WRITTEN INSTRUCTION:
Pictures within the data are to be left out; everything else must be reproduced exactly.

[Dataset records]
## BEGIN
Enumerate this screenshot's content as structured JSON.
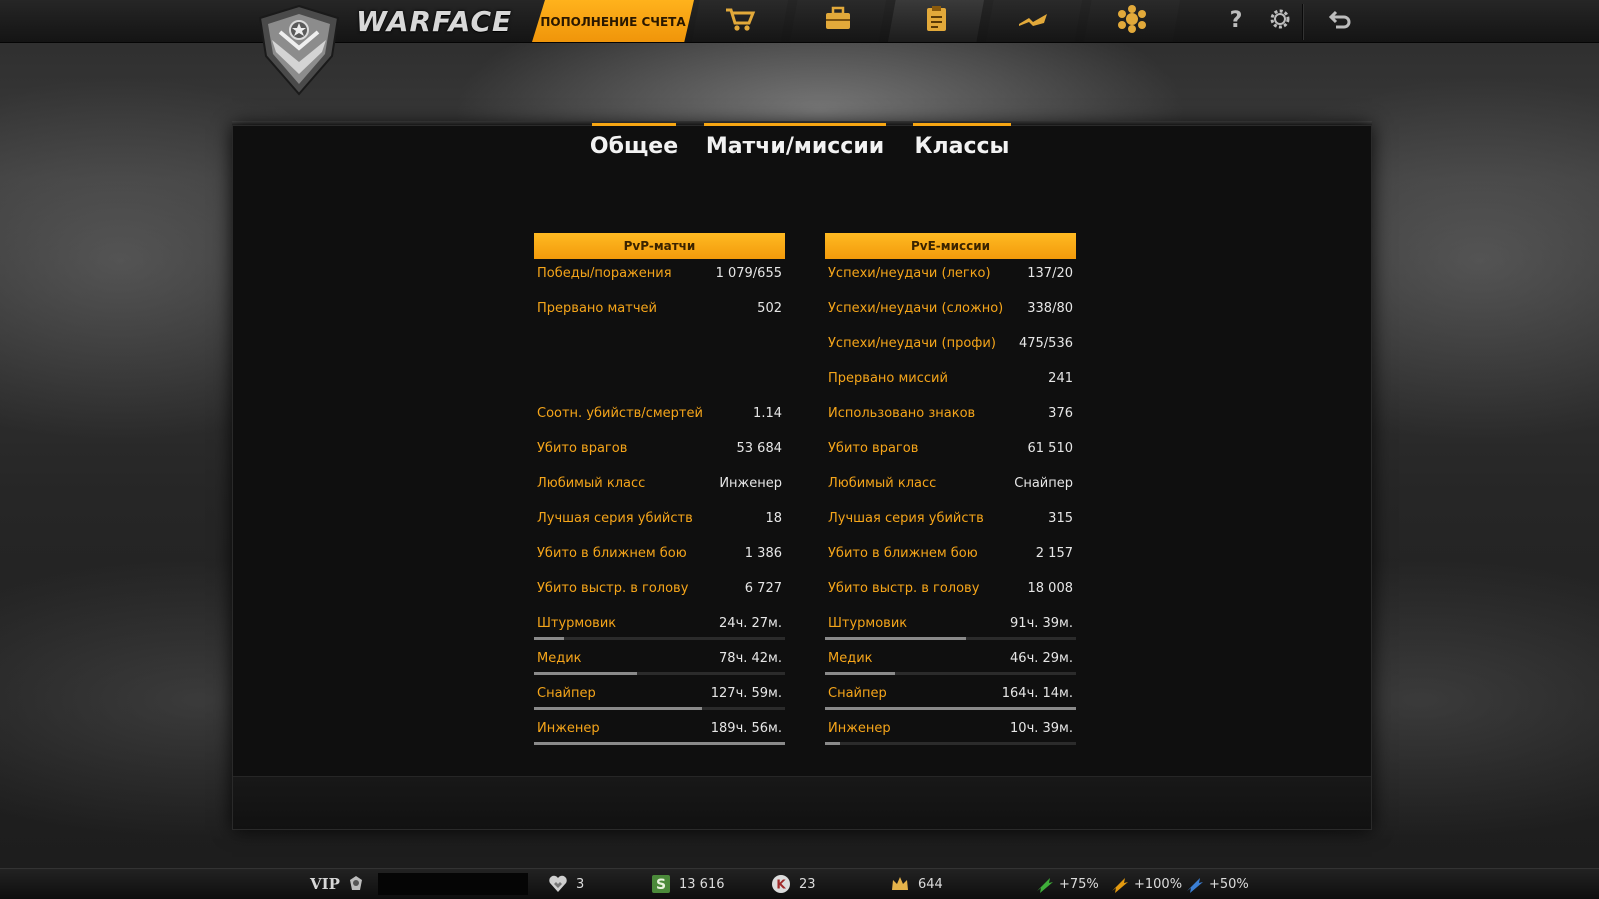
{
  "header": {
    "logo_text": "WARFACE",
    "topup_label": "ПОПОЛНЕНИЕ СЧЕТА",
    "nav_icons": [
      "cart-icon",
      "briefcase-icon",
      "clipboard-icon",
      "rank-wings-icon",
      "achievement-badge-icon"
    ],
    "util_icons": [
      "help-icon",
      "gear-icon",
      "back-arrow-icon"
    ]
  },
  "tabs": [
    {
      "label": "Общее",
      "active": false
    },
    {
      "label": "Матчи/миссии",
      "active": true
    },
    {
      "label": "Классы",
      "active": false
    }
  ],
  "pvp": {
    "title": "PvP-матчи",
    "rows_top": [
      {
        "label": "Победы/поражения",
        "value": "1 079/655"
      },
      {
        "label": "Прервано матчей",
        "value": "502"
      }
    ],
    "rows_mid": [
      {
        "label": "Соотн. убийств/смертей",
        "value": "1.14"
      },
      {
        "label": "Убито врагов",
        "value": "53 684"
      },
      {
        "label": "Любимый класс",
        "value": "Инженер"
      },
      {
        "label": "Лучшая серия убийств",
        "value": "18"
      },
      {
        "label": "Убито в ближнем бою",
        "value": "1 386"
      },
      {
        "label": "Убито выстр. в голову",
        "value": "6 727"
      }
    ],
    "classes": [
      {
        "label": "Штурмовик",
        "value": "24ч. 27м.",
        "share": 0.12
      },
      {
        "label": "Медик",
        "value": "78ч. 42м.",
        "share": 0.41
      },
      {
        "label": "Снайпер",
        "value": "127ч. 59м.",
        "share": 0.67
      },
      {
        "label": "Инженер",
        "value": "189ч. 56м.",
        "share": 1.0
      }
    ]
  },
  "pve": {
    "title": "PvE-миссии",
    "rows_top": [
      {
        "label": "Успехи/неудачи (легко)",
        "value": "137/20"
      },
      {
        "label": "Успехи/неудачи (сложно)",
        "value": "338/80"
      },
      {
        "label": "Успехи/неудачи (профи)",
        "value": "475/536"
      },
      {
        "label": "Прервано миссий",
        "value": "241"
      }
    ],
    "rows_mid": [
      {
        "label": "Использовано знаков",
        "value": "376"
      },
      {
        "label": "Убито врагов",
        "value": "61 510"
      },
      {
        "label": "Любимый класс",
        "value": "Снайпер"
      },
      {
        "label": "Лучшая серия убийств",
        "value": "315"
      },
      {
        "label": "Убито в ближнем бою",
        "value": "2 157"
      },
      {
        "label": "Убито выстр. в голову",
        "value": "18 008"
      }
    ],
    "classes": [
      {
        "label": "Штурмовик",
        "value": "91ч. 39м.",
        "share": 0.56
      },
      {
        "label": "Медик",
        "value": "46ч. 29м.",
        "share": 0.28
      },
      {
        "label": "Снайпер",
        "value": "164ч. 14м.",
        "share": 1.0
      },
      {
        "label": "Инженер",
        "value": "10ч. 39м.",
        "share": 0.06
      }
    ]
  },
  "footer": {
    "vip_label": "VIP",
    "rank_count": "3",
    "currency_s": "13 616",
    "currency_k": "23",
    "crowns": "644",
    "boost_xp": "+75%",
    "boost_money": "+100%",
    "boost_sp": "+50%",
    "colors": {
      "accent": "#f7a613",
      "boost_green": "#3fae3a",
      "boost_orange": "#e39a10",
      "boost_blue": "#3b7fd4"
    }
  }
}
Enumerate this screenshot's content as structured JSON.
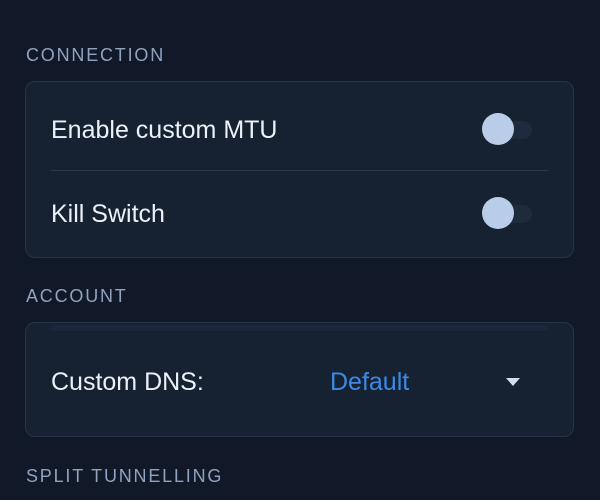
## END
EXERCISE ANSWER:
Enumerate this screenshot's content as structured JSON.
{
  "header": {
    "logo_text": "WARFACE",
    "topup_label": "ПОПОЛНЕНИЕ СЧЕТА",
    "nav_icons": [
      "cart-icon",
      "briefcase-icon",
      "clipboard-icon",
      "rank-wings-icon",
      "achievement-badge-icon"
    ],
    "util_icons": [
      "help-icon",
      "gear-icon",
      "back-arrow-icon"
    ]
  },
  "tabs": [
    {
      "label": "Общее",
      "active": false
    },
    {
      "label": "Матчи/миссии",
      "active": true
    },
    {
      "label": "Классы",
      "active": false
    }
  ],
  "pvp": {
    "title": "PvP-матчи",
    "rows_top": [
      {
        "label": "Победы/поражения",
        "value": "1 079/655"
      },
      {
        "label": "Прервано матчей",
        "value": "502"
      }
    ],
    "rows_mid": [
      {
        "label": "Соотн. убийств/смертей",
        "value": "1.14"
      },
      {
        "label": "Убито врагов",
        "value": "53 684"
      },
      {
        "label": "Любимый класс",
        "value": "Инженер"
      },
      {
        "label": "Лучшая серия убийств",
        "value": "18"
      },
      {
        "label": "Убито в ближнем бою",
        "value": "1 386"
      },
      {
        "label": "Убито выстр. в голову",
        "value": "6 727"
      }
    ],
    "classes": [
      {
        "label": "Штурмовик",
        "value": "24ч. 27м.",
        "share": 0.12
      },
      {
        "label": "Медик",
        "value": "78ч. 42м.",
        "share": 0.41
      },
      {
        "label": "Снайпер",
        "value": "127ч. 59м.",
        "share": 0.67
      },
      {
        "label": "Инженер",
        "value": "189ч. 56м.",
        "share": 1.0
      }
    ]
  },
  "pve": {
    "title": "PvE-миссии",
    "rows_top": [
      {
        "label": "Успехи/неудачи (легко)",
        "value": "137/20"
      },
      {
        "label": "Успехи/неудачи (сложно)",
        "value": "338/80"
      },
      {
        "label": "Успехи/неудачи (профи)",
        "value": "475/536"
      },
      {
        "label": "Прервано миссий",
        "value": "241"
      }
    ],
    "rows_mid": [
      {
        "label": "Использовано знаков",
        "value": "376"
      },
      {
        "label": "Убито врагов",
        "value": "61 510"
      },
      {
        "label": "Любимый класс",
        "value": "Снайпер"
      },
      {
        "label": "Лучшая серия убийств",
        "value": "315"
      },
      {
        "label": "Убито в ближнем бою",
        "value": "2 157"
      },
      {
        "label": "Убито выстр. в голову",
        "value": "18 008"
      }
    ],
    "classes": [
      {
        "label": "Штурмовик",
        "value": "91ч. 39м.",
        "share": 0.56
      },
      {
        "label": "Медик",
        "value": "46ч. 29м.",
        "share": 0.28
      },
      {
        "label": "Снайпер",
        "value": "164ч. 14м.",
        "share": 1.0
      },
      {
        "label": "Инженер",
        "value": "10ч. 39м.",
        "share": 0.06
      }
    ]
  },
  "footer": {
    "vip_label": "VIP",
    "rank_count": "3",
    "currency_s": "13 616",
    "currency_k": "23",
    "crowns": "644",
    "boost_xp": "+75%",
    "boost_money": "+100%",
    "boost_sp": "+50%",
    "colors": {
      "accent": "#f7a613",
      "boost_green": "#3fae3a",
      "boost_orange": "#e39a10",
      "boost_blue": "#3b7fd4"
    }
  }
}
Enumerate this screenshot's content as structured JSON.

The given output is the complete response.